"""

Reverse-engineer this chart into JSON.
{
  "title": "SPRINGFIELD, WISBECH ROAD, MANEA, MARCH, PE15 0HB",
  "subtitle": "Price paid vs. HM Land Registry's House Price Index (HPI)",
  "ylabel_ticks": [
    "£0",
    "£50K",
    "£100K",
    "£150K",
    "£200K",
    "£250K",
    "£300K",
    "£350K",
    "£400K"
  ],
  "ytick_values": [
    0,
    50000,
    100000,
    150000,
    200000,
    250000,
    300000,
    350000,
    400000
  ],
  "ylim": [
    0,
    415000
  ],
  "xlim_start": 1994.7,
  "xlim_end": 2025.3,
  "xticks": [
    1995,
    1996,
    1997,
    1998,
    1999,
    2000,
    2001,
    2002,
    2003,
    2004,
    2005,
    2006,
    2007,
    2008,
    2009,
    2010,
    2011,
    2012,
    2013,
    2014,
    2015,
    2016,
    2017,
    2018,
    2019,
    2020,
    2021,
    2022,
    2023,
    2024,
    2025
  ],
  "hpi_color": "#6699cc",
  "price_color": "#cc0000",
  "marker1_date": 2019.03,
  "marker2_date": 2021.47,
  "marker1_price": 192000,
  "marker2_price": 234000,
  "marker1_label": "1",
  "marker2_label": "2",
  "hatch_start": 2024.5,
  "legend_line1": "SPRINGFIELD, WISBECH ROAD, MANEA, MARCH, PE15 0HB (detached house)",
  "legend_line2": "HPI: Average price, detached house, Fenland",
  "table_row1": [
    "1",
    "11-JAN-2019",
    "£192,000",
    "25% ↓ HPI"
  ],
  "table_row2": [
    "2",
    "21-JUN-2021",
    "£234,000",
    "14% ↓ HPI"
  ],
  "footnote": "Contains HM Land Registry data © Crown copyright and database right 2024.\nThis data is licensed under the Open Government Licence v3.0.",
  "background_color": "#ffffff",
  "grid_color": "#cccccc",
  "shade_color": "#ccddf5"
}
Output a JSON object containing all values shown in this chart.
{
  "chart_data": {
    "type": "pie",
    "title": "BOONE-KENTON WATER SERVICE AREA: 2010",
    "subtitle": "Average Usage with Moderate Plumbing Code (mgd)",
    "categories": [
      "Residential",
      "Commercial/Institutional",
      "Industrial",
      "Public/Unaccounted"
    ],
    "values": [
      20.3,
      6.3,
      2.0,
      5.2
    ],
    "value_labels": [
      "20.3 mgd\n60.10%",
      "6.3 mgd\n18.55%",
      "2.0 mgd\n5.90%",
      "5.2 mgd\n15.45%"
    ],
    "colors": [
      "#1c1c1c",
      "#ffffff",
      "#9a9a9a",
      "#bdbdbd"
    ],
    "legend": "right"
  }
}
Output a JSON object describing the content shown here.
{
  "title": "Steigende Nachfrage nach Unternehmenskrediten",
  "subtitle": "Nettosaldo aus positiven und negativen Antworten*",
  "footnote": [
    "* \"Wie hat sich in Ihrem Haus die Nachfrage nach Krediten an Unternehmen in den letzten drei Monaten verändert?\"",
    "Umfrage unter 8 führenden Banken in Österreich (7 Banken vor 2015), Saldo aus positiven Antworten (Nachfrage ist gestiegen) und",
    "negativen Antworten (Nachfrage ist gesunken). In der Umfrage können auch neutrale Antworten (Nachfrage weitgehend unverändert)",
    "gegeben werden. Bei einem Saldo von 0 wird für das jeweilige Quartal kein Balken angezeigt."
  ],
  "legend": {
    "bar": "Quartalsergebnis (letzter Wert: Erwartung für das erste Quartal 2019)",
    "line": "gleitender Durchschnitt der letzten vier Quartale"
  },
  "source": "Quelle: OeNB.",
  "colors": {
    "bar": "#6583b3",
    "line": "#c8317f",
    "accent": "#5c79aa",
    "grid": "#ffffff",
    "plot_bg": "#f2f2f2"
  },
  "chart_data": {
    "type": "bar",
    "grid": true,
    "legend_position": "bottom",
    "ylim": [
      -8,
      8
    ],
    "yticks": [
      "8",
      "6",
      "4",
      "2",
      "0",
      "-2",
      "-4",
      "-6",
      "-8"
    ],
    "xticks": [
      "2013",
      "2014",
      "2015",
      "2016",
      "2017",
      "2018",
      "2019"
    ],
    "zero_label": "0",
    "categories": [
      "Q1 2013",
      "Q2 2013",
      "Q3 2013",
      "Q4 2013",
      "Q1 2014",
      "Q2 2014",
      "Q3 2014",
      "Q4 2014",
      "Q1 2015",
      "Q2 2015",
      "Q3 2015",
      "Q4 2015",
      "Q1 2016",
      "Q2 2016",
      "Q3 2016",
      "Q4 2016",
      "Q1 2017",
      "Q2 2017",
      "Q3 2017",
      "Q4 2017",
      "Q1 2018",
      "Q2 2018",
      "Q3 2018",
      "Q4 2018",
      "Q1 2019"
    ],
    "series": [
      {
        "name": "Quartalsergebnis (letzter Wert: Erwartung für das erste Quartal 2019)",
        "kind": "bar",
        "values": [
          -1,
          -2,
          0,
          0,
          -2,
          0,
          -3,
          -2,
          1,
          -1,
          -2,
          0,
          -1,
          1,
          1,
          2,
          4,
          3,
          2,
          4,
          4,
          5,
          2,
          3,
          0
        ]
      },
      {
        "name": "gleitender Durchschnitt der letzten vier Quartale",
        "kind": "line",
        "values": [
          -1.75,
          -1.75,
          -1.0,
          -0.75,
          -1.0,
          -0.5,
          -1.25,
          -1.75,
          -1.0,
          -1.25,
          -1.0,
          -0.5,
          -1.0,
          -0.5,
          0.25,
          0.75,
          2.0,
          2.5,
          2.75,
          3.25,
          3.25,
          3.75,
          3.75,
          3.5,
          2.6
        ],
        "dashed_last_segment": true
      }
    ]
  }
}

"""

**Required work**
Write the listing out again, exactly as it reads.

**Written response**
Reverse-engineer this chart into JSON.
{
  "title": "SPRINGFIELD, WISBECH ROAD, MANEA, MARCH, PE15 0HB",
  "subtitle": "Price paid vs. HM Land Registry's House Price Index (HPI)",
  "ylabel_ticks": [
    "£0",
    "£50K",
    "£100K",
    "£150K",
    "£200K",
    "£250K",
    "£300K",
    "£350K",
    "£400K"
  ],
  "ytick_values": [
    0,
    50000,
    100000,
    150000,
    200000,
    250000,
    300000,
    350000,
    400000
  ],
  "ylim": [
    0,
    415000
  ],
  "xlim_start": 1994.7,
  "xlim_end": 2025.3,
  "xticks": [
    1995,
    1996,
    1997,
    1998,
    1999,
    2000,
    2001,
    2002,
    2003,
    2004,
    2005,
    2006,
    2007,
    2008,
    2009,
    2010,
    2011,
    2012,
    2013,
    2014,
    2015,
    2016,
    2017,
    2018,
    2019,
    2020,
    2021,
    2022,
    2023,
    2024,
    2025
  ],
  "hpi_color": "#6699cc",
  "price_color": "#cc0000",
  "marker1_date": 2019.03,
  "marker2_date": 2021.47,
  "marker1_price": 192000,
  "marker2_price": 234000,
  "marker1_label": "1",
  "marker2_label": "2",
  "hatch_start": 2024.5,
  "legend_line1": "SPRINGFIELD, WISBECH ROAD, MANEA, MARCH, PE15 0HB (detached house)",
  "legend_line2": "HPI: Average price, detached house, Fenland",
  "table_row1": [
    "1",
    "11-JAN-2019",
    "£192,000",
    "25% ↓ HPI"
  ],
  "table_row2": [
    "2",
    "21-JUN-2021",
    "£234,000",
    "14% ↓ HPI"
  ],
  "footnote": "Contains HM Land Registry data © Crown copyright and database right 2024.\nThis data is licensed under the Open Government Licence v3.0.",
  "background_color": "#ffffff",
  "grid_color": "#cccccc",
  "shade_color": "#ccddf5"
}
Output a JSON object containing all values shown in this chart.
{
  "chart_data": {
    "type": "pie",
    "title": "BOONE-KENTON WATER SERVICE AREA: 2010",
    "subtitle": "Average Usage with Moderate Plumbing Code (mgd)",
    "categories": [
      "Residential",
      "Commercial/Institutional",
      "Industrial",
      "Public/Unaccounted"
    ],
    "values": [
      20.3,
      6.3,
      2.0,
      5.2
    ],
    "value_labels": [
      "20.3 mgd\n60.10%",
      "6.3 mgd\n18.55%",
      "2.0 mgd\n5.90%",
      "5.2 mgd\n15.45%"
    ],
    "colors": [
      "#1c1c1c",
      "#ffffff",
      "#9a9a9a",
      "#bdbdbd"
    ],
    "legend": "right"
  }
}
Output a JSON object describing the content shown here.
{
  "title": "Steigende Nachfrage nach Unternehmenskrediten",
  "subtitle": "Nettosaldo aus positiven und negativen Antworten*",
  "footnote": [
    "* \"Wie hat sich in Ihrem Haus die Nachfrage nach Krediten an Unternehmen in den letzten drei Monaten verändert?\"",
    "Umfrage unter 8 führenden Banken in Österreich (7 Banken vor 2015), Saldo aus positiven Antworten (Nachfrage ist gestiegen) und",
    "negativen Antworten (Nachfrage ist gesunken). In der Umfrage können auch neutrale Antworten (Nachfrage weitgehend unverändert)",
    "gegeben werden. Bei einem Saldo von 0 wird für das jeweilige Quartal kein Balken angezeigt."
  ],
  "legend": {
    "bar": "Quartalsergebnis (letzter Wert: Erwartung für das erste Quartal 2019)",
    "line": "gleitender Durchschnitt der letzten vier Quartale"
  },
  "source": "Quelle: OeNB.",
  "colors": {
    "bar": "#6583b3",
    "line": "#c8317f",
    "accent": "#5c79aa",
    "grid": "#ffffff",
    "plot_bg": "#f2f2f2"
  },
  "chart_data": {
    "type": "bar",
    "grid": true,
    "legend_position": "bottom",
    "ylim": [
      -8,
      8
    ],
    "yticks": [
      "8",
      "6",
      "4",
      "2",
      "0",
      "-2",
      "-4",
      "-6",
      "-8"
    ],
    "xticks": [
      "2013",
      "2014",
      "2015",
      "2016",
      "2017",
      "2018",
      "2019"
    ],
    "zero_label": "0",
    "categories": [
      "Q1 2013",
      "Q2 2013",
      "Q3 2013",
      "Q4 2013",
      "Q1 2014",
      "Q2 2014",
      "Q3 2014",
      "Q4 2014",
      "Q1 2015",
      "Q2 2015",
      "Q3 2015",
      "Q4 2015",
      "Q1 2016",
      "Q2 2016",
      "Q3 2016",
      "Q4 2016",
      "Q1 2017",
      "Q2 2017",
      "Q3 2017",
      "Q4 2017",
      "Q1 2018",
      "Q2 2018",
      "Q3 2018",
      "Q4 2018",
      "Q1 2019"
    ],
    "series": [
      {
        "name": "Quartalsergebnis (letzter Wert: Erwartung für das erste Quartal 2019)",
        "kind": "bar",
        "values": [
          -1,
          -2,
          0,
          0,
          -2,
          0,
          -3,
          -2,
          1,
          -1,
          -2,
          0,
          -1,
          1,
          1,
          2,
          4,
          3,
          2,
          4,
          4,
          5,
          2,
          3,
          0
        ]
      },
      {
        "name": "gleitender Durchschnitt der letzten vier Quartale",
        "kind": "line",
        "values": [
          -1.75,
          -1.75,
          -1.0,
          -0.75,
          -1.0,
          -0.5,
          -1.25,
          -1.75,
          -1.0,
          -1.25,
          -1.0,
          -0.5,
          -1.0,
          -0.5,
          0.25,
          0.75,
          2.0,
          2.5,
          2.75,
          3.25,
          3.25,
          3.75,
          3.75,
          3.5,
          2.6
        ],
        "dashed_last_segment": true
      }
    ]
  }
}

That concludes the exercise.